PROVIDED INFORMATION →
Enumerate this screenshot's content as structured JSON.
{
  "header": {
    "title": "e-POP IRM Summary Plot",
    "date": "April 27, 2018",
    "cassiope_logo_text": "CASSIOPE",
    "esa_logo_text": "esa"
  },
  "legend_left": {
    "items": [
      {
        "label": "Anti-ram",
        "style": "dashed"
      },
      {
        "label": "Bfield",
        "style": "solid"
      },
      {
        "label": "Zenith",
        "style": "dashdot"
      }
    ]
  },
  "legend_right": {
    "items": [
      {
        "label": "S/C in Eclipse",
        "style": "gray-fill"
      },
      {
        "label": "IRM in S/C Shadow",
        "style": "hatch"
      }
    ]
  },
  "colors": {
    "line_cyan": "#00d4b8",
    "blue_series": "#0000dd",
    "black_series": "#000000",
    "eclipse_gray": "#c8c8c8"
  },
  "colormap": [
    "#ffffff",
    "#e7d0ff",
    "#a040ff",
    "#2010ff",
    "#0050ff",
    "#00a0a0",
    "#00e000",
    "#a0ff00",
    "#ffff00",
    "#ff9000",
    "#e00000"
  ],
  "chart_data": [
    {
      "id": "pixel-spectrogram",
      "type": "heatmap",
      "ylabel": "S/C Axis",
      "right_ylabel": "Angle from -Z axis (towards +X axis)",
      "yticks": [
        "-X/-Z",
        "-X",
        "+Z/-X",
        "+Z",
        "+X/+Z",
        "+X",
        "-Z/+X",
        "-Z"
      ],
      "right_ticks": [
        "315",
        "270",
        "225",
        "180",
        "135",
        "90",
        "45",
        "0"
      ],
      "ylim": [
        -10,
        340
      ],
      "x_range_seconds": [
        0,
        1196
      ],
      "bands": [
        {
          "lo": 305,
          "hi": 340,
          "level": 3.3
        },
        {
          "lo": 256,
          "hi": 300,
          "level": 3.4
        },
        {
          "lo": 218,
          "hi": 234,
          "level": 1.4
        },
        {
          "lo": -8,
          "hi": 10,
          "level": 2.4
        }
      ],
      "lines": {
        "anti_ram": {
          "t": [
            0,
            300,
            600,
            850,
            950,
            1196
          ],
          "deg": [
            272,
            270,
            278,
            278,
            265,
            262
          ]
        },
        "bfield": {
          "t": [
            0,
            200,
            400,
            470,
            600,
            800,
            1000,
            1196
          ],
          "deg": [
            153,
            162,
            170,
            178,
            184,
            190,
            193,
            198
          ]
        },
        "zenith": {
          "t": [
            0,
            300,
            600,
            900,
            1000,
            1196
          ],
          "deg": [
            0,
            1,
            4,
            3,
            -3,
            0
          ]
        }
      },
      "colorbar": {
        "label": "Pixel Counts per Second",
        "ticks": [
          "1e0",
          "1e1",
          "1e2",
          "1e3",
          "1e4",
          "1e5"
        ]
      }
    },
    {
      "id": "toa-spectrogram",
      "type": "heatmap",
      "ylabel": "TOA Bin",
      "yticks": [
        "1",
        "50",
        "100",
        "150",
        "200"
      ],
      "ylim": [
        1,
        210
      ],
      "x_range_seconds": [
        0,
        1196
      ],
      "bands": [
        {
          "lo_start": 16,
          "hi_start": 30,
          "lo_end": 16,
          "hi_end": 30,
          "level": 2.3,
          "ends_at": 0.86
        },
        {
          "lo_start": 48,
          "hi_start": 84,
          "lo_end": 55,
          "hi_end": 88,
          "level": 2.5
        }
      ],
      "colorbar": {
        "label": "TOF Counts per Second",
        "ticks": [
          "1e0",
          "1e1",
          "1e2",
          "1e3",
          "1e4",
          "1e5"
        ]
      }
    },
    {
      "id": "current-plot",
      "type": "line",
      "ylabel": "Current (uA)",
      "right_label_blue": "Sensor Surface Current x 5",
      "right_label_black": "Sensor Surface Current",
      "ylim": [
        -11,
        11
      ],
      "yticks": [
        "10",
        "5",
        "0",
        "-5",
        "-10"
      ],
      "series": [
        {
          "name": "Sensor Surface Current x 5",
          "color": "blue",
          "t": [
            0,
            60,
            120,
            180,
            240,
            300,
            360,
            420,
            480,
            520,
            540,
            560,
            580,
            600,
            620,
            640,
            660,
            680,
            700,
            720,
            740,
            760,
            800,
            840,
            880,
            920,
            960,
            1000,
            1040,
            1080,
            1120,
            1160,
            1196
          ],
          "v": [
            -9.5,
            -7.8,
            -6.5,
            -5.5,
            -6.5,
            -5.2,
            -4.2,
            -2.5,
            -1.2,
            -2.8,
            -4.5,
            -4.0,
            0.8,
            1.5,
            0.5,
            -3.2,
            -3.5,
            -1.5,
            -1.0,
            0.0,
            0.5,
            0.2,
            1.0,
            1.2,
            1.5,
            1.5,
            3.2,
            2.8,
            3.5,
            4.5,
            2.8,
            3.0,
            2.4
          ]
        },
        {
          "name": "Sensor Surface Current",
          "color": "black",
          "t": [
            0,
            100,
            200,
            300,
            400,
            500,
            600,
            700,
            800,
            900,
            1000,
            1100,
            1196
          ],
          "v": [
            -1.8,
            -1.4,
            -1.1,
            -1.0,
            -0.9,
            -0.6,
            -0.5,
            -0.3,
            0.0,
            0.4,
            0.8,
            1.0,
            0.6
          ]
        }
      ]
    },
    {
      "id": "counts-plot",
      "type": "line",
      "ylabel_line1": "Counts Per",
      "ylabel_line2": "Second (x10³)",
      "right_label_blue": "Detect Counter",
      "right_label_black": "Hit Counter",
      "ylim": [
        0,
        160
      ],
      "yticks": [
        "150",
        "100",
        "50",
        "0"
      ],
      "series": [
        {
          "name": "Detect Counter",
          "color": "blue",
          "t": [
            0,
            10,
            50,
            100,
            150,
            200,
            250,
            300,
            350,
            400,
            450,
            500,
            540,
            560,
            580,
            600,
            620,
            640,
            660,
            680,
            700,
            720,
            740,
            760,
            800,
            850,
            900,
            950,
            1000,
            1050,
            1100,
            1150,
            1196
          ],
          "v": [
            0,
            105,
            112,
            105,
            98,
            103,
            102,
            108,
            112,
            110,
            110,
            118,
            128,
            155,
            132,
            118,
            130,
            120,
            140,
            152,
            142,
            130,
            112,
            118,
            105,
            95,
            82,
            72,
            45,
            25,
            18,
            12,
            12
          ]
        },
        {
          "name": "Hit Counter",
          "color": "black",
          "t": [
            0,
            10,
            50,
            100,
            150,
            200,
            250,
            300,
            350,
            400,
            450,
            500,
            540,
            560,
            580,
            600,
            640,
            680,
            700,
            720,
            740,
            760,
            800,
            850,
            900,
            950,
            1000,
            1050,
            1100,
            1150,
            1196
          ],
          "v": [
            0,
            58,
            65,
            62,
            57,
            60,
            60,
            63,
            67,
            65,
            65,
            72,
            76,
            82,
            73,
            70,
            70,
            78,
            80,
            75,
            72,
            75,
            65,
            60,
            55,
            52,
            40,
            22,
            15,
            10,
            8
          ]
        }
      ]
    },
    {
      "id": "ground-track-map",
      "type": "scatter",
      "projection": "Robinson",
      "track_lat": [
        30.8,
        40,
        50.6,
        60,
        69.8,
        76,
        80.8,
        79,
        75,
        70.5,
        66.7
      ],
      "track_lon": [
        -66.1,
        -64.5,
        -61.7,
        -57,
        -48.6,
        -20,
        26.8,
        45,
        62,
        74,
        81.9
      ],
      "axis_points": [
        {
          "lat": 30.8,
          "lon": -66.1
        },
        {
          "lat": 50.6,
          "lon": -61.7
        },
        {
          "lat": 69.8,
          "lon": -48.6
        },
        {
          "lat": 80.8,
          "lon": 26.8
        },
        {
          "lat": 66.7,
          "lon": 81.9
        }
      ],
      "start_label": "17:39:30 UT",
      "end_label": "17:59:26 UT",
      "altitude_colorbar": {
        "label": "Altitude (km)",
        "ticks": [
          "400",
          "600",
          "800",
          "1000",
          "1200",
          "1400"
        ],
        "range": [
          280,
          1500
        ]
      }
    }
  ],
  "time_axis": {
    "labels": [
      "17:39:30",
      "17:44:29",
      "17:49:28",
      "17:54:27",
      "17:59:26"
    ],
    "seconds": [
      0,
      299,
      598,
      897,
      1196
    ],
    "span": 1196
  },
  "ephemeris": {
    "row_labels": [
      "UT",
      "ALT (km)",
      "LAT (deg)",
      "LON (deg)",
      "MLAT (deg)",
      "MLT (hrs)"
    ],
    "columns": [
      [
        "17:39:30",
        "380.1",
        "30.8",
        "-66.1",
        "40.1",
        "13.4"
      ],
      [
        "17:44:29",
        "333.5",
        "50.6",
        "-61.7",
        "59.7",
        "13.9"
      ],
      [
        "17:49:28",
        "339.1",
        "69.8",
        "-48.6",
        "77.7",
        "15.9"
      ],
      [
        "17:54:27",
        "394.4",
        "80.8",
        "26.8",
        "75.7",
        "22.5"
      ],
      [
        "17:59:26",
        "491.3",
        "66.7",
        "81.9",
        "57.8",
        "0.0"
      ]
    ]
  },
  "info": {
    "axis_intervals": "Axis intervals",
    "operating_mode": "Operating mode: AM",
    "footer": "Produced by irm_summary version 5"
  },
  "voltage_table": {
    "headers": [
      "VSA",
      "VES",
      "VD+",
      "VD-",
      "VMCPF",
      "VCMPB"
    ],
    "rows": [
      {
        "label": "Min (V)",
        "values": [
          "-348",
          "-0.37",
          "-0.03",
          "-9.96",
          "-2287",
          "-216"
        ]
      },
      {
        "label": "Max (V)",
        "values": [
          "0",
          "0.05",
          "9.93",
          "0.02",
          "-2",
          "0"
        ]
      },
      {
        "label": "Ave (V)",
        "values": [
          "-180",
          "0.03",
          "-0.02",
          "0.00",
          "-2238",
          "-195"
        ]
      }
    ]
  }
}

GIVEN PROBLEM →
From the listing above, copy every line that includes the word "Counter".

TASK RESPONSE →
      "right_label_blue": "Detect Counter",
      "right_label_black": "Hit Counter",
          "name": "Detect Counter",
          "name": "Hit Counter",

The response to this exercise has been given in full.